>> BEGIN Stored data
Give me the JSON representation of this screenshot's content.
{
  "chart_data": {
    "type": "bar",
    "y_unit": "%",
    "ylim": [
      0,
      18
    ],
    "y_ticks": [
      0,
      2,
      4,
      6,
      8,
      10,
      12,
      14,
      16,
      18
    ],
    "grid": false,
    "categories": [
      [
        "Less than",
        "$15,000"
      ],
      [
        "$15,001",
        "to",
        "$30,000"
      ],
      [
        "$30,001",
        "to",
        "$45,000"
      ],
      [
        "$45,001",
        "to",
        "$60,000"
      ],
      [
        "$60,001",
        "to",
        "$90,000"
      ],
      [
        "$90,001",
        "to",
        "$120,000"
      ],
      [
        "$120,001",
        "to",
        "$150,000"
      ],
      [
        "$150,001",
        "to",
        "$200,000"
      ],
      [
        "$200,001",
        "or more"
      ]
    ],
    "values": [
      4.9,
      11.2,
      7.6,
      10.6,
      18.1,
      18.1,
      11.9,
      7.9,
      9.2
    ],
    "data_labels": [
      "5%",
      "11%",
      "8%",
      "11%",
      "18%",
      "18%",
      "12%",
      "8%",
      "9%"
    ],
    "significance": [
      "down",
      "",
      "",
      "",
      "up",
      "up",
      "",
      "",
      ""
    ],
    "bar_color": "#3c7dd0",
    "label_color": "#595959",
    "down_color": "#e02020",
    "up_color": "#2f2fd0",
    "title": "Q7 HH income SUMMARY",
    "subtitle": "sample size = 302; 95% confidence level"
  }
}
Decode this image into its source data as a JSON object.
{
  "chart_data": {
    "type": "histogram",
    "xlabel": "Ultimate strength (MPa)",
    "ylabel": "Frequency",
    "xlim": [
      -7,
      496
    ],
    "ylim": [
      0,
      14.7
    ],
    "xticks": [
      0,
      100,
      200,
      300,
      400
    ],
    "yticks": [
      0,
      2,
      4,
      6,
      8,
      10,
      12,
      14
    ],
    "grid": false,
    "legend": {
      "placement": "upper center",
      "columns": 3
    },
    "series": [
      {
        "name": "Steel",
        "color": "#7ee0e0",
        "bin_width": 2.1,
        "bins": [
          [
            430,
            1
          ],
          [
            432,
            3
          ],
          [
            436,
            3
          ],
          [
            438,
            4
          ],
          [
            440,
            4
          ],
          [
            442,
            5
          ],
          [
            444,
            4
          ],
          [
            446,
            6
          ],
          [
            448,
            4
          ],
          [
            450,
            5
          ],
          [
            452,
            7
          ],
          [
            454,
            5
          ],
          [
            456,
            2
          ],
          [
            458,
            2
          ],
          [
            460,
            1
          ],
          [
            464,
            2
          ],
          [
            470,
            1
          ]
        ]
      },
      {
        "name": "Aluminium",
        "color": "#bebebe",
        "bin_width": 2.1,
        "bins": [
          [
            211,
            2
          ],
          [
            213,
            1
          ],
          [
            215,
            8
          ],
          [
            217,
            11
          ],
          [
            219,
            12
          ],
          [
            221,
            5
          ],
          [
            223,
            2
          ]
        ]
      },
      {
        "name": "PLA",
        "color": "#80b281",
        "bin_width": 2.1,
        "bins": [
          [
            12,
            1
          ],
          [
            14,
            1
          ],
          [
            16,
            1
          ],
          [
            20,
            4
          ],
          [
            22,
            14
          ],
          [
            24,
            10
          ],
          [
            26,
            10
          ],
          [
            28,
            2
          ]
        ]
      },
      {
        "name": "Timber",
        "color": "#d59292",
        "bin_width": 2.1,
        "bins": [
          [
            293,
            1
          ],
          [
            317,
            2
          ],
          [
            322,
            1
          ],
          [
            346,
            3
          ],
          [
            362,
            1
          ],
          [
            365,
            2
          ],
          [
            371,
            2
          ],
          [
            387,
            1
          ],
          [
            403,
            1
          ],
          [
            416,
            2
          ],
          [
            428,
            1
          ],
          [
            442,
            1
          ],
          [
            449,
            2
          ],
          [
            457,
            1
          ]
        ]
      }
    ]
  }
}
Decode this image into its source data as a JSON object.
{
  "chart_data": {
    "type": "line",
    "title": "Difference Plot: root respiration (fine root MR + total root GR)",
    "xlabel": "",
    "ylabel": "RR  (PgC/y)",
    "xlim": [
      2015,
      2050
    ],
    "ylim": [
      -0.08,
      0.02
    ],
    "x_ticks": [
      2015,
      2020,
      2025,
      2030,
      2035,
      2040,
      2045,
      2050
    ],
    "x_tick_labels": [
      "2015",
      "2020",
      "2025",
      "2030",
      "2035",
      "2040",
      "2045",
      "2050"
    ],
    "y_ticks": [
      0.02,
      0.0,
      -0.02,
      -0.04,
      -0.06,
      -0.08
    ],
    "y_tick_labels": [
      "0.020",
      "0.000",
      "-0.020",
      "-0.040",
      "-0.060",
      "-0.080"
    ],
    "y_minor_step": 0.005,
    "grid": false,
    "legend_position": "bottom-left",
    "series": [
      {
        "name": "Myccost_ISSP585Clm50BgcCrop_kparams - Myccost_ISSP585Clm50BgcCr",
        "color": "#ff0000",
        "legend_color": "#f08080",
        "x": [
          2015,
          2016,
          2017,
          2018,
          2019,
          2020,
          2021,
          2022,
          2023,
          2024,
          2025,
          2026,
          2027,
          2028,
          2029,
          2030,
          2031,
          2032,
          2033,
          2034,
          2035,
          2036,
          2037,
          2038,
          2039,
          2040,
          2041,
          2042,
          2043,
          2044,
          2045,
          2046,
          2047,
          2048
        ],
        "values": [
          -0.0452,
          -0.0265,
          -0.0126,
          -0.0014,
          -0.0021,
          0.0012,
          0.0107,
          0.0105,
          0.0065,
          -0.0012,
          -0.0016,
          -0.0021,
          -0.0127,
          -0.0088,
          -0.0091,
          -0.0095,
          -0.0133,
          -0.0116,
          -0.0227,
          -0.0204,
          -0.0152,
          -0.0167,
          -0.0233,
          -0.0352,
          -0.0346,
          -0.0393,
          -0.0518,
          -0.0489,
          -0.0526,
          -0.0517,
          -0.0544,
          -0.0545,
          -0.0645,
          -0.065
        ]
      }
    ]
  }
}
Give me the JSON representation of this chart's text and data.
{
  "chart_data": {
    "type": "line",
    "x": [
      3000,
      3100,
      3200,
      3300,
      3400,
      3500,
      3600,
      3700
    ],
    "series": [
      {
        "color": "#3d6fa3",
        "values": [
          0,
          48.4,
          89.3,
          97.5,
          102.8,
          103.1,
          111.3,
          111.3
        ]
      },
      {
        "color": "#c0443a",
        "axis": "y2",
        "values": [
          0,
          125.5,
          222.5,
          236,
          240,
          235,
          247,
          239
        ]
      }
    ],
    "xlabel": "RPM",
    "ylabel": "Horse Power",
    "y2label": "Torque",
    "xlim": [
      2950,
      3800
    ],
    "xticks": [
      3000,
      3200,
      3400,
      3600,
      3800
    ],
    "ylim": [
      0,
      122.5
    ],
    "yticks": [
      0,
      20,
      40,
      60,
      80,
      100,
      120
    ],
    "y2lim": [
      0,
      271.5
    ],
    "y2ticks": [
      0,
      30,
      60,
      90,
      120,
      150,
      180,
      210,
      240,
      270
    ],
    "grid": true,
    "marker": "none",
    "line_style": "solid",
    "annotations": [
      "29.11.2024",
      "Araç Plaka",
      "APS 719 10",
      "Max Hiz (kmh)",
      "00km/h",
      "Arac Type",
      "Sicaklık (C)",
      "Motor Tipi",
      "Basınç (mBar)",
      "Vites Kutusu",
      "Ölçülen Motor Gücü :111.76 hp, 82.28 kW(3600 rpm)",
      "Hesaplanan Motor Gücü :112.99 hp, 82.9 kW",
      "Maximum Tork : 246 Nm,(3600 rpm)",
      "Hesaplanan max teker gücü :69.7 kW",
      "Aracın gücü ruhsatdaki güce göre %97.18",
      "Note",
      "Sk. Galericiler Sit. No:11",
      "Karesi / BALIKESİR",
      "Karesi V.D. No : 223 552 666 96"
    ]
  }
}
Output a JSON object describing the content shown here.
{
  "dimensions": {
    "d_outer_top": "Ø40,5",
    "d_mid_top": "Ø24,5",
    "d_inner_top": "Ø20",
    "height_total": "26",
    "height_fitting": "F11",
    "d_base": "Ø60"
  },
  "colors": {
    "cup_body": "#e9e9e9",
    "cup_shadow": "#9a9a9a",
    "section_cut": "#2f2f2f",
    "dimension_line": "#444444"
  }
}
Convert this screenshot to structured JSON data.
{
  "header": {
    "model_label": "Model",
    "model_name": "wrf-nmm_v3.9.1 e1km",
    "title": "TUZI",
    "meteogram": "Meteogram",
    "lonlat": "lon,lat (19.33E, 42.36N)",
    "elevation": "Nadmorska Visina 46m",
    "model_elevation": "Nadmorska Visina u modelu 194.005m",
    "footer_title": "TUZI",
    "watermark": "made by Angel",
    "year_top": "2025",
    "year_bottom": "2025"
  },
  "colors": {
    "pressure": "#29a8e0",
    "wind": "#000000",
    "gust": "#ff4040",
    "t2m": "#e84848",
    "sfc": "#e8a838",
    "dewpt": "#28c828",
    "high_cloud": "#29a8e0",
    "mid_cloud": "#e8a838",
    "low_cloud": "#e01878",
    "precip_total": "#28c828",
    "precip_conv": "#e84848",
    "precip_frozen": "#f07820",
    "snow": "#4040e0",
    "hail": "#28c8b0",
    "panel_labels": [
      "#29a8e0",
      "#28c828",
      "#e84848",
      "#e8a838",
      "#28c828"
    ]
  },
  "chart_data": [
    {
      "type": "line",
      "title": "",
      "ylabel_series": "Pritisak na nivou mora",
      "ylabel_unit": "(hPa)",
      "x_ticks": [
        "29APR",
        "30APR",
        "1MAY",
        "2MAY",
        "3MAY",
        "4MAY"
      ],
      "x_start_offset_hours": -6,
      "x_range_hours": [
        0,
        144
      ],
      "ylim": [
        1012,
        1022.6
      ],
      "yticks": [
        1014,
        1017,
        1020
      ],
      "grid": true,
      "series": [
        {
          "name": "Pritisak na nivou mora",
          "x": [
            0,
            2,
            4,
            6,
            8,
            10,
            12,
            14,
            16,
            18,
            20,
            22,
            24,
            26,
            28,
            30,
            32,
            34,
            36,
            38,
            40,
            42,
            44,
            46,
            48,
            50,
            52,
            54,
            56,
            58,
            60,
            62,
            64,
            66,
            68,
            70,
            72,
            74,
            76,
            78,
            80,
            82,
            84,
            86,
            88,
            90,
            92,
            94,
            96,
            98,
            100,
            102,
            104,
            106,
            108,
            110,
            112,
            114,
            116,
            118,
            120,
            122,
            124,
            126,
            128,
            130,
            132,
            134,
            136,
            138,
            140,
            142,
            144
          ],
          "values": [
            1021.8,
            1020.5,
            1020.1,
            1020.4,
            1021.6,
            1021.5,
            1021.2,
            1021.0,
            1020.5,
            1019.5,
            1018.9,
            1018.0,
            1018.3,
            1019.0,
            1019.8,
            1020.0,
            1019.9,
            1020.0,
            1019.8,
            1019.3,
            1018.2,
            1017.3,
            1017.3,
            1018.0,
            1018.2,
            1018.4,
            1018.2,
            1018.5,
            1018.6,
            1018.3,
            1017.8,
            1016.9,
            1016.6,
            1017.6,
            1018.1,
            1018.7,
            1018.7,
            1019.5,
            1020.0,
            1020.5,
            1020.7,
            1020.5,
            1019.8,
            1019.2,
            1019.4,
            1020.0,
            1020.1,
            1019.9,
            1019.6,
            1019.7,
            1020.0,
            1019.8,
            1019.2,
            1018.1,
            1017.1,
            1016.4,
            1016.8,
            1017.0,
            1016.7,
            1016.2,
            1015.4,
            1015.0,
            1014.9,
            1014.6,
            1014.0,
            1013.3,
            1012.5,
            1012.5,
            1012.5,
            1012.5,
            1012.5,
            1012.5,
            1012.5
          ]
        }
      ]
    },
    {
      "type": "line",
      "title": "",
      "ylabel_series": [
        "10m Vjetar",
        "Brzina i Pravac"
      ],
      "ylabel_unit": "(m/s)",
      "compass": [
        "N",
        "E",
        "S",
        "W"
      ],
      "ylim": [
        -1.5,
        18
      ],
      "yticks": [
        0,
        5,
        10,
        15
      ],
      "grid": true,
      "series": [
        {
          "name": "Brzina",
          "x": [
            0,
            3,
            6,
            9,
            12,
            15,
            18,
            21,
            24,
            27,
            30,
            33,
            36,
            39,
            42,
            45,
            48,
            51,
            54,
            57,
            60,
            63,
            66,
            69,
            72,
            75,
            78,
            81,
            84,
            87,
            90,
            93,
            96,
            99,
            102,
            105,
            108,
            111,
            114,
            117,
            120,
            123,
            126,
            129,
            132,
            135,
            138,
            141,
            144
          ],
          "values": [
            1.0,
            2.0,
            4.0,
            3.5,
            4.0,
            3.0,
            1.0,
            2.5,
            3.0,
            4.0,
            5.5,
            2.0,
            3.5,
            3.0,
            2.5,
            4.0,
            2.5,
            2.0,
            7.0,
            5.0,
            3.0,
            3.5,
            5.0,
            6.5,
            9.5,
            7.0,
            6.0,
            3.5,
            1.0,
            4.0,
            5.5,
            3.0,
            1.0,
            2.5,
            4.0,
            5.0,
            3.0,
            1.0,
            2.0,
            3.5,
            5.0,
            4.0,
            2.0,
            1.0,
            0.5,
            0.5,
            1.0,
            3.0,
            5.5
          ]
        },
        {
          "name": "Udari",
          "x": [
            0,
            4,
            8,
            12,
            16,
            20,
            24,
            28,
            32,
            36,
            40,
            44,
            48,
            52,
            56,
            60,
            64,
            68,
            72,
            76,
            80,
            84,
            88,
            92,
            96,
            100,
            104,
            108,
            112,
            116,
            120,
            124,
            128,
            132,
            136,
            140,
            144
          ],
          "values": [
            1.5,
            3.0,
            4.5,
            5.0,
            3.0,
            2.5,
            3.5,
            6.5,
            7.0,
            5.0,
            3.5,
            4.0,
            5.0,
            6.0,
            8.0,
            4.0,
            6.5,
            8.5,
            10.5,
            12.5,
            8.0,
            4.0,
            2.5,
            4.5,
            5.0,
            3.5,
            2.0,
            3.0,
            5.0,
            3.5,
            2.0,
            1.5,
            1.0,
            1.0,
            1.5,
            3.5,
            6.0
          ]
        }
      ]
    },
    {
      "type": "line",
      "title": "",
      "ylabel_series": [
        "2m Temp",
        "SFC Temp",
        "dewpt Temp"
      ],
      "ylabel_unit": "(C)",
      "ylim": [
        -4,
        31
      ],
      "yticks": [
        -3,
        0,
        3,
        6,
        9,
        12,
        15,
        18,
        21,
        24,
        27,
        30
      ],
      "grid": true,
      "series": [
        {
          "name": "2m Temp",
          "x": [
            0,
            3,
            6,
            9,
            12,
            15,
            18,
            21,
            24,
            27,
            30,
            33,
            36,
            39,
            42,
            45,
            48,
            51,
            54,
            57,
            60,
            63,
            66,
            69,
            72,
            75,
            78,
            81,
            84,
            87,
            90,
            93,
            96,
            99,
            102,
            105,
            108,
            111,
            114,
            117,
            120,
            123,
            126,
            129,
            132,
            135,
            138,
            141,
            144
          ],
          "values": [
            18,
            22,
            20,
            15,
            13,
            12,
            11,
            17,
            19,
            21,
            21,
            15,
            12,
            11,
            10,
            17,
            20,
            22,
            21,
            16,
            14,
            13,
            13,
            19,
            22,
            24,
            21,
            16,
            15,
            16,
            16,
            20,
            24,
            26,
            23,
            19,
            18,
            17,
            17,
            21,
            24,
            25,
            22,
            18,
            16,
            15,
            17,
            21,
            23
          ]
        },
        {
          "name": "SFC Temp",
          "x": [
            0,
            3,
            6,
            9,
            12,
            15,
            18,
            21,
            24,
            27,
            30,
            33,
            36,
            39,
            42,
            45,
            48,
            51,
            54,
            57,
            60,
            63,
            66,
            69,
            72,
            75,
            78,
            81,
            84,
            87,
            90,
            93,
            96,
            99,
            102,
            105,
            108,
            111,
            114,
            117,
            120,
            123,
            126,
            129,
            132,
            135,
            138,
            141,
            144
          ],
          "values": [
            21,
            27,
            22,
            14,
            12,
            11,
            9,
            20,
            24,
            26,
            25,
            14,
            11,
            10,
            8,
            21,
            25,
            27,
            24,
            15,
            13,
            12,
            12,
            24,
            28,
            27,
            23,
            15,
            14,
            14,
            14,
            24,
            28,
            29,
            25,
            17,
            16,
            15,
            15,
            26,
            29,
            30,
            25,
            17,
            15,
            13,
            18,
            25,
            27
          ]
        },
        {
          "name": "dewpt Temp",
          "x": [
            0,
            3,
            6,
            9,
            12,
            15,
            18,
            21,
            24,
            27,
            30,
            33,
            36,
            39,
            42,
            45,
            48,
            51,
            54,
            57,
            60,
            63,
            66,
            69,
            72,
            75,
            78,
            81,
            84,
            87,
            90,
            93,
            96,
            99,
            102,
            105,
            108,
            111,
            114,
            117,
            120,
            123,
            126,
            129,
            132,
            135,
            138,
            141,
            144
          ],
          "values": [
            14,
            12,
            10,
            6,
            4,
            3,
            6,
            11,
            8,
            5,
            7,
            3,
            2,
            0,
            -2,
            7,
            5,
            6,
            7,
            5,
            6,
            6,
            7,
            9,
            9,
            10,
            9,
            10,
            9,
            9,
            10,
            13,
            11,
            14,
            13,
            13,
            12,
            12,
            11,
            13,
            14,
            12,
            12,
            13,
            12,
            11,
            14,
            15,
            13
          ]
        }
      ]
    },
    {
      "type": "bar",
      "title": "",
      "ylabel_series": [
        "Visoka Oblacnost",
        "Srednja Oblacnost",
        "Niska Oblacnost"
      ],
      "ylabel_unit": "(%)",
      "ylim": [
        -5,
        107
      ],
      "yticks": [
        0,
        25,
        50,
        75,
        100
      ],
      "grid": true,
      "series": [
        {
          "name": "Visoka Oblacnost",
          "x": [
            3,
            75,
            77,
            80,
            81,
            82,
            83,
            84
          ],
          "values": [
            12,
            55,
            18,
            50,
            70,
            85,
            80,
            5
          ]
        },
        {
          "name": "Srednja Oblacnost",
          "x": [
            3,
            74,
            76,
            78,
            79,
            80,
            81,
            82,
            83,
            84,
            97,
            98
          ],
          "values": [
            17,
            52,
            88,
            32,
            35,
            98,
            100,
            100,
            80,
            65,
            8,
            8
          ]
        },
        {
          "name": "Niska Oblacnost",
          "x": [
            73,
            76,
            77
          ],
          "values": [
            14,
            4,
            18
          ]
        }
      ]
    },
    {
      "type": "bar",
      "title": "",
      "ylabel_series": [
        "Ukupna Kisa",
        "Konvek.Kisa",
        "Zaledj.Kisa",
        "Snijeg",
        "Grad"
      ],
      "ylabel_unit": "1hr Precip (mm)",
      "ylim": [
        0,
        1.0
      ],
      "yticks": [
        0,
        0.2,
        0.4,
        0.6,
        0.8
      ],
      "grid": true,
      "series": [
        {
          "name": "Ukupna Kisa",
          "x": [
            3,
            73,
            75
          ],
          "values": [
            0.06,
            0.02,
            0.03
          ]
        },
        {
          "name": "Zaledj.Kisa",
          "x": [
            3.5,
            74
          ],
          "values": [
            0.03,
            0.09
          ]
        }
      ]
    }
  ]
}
>> END Stored data
Provide only the count of lines in the data above that include the string "this".

5